THE REQUEST →
In the records from the first line through the line with "y-tick-label: 0 (194, 1155, 203, 1174)", rename "packet-rate" to "pkt-rate" and return only those lines with nothing else changed.

■ ■ ■ ■ ■

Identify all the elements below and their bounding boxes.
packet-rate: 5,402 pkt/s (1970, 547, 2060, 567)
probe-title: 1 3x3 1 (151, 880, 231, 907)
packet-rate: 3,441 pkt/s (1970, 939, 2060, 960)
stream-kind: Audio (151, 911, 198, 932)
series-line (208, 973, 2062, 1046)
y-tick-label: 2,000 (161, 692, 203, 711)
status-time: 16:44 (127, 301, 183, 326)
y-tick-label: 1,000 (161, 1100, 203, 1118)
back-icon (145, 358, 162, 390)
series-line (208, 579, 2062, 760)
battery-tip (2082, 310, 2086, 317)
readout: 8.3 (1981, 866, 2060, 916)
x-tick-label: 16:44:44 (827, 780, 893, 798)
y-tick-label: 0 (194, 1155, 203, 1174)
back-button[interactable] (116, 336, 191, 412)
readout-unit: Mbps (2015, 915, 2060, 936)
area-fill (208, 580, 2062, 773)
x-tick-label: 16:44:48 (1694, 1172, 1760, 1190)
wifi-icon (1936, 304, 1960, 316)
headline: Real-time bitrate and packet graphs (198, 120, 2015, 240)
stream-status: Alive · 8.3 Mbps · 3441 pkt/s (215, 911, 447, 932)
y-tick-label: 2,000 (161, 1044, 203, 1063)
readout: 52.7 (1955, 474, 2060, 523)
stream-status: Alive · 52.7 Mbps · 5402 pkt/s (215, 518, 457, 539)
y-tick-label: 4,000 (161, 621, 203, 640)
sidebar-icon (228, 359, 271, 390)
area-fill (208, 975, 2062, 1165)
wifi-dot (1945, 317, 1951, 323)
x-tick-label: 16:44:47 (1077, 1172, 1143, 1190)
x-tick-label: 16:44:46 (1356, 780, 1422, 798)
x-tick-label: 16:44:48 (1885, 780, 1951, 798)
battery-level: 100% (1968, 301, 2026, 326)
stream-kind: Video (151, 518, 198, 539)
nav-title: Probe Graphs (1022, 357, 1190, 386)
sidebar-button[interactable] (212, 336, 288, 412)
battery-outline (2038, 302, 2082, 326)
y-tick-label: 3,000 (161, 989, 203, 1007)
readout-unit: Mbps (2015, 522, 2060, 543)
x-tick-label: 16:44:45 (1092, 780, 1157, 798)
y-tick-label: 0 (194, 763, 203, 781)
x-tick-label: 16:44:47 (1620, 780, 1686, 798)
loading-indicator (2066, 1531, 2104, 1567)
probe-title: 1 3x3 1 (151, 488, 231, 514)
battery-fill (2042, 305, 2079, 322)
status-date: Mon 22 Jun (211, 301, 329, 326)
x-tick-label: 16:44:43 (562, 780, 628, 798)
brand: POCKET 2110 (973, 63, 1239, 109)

■ ■ ■ ■ ■

RESPONSE TO THIS TASK →
Identify all the elements below and their bounding boxes.
pkt-rate: 5,402 pkt/s (1970, 547, 2060, 567)
probe-title: 1 3x3 1 (151, 880, 231, 907)
pkt-rate: 3,441 pkt/s (1970, 939, 2060, 960)
stream-kind: Audio (151, 911, 198, 932)
series-line (208, 973, 2062, 1046)
y-tick-label: 2,000 (161, 692, 203, 711)
status-time: 16:44 (127, 301, 183, 326)
y-tick-label: 1,000 (161, 1100, 203, 1118)
back-icon (145, 358, 162, 390)
series-line (208, 579, 2062, 760)
battery-tip (2082, 310, 2086, 317)
readout: 8.3 (1981, 866, 2060, 916)
x-tick-label: 16:44:44 (827, 780, 893, 798)
y-tick-label: 0 (194, 1155, 203, 1174)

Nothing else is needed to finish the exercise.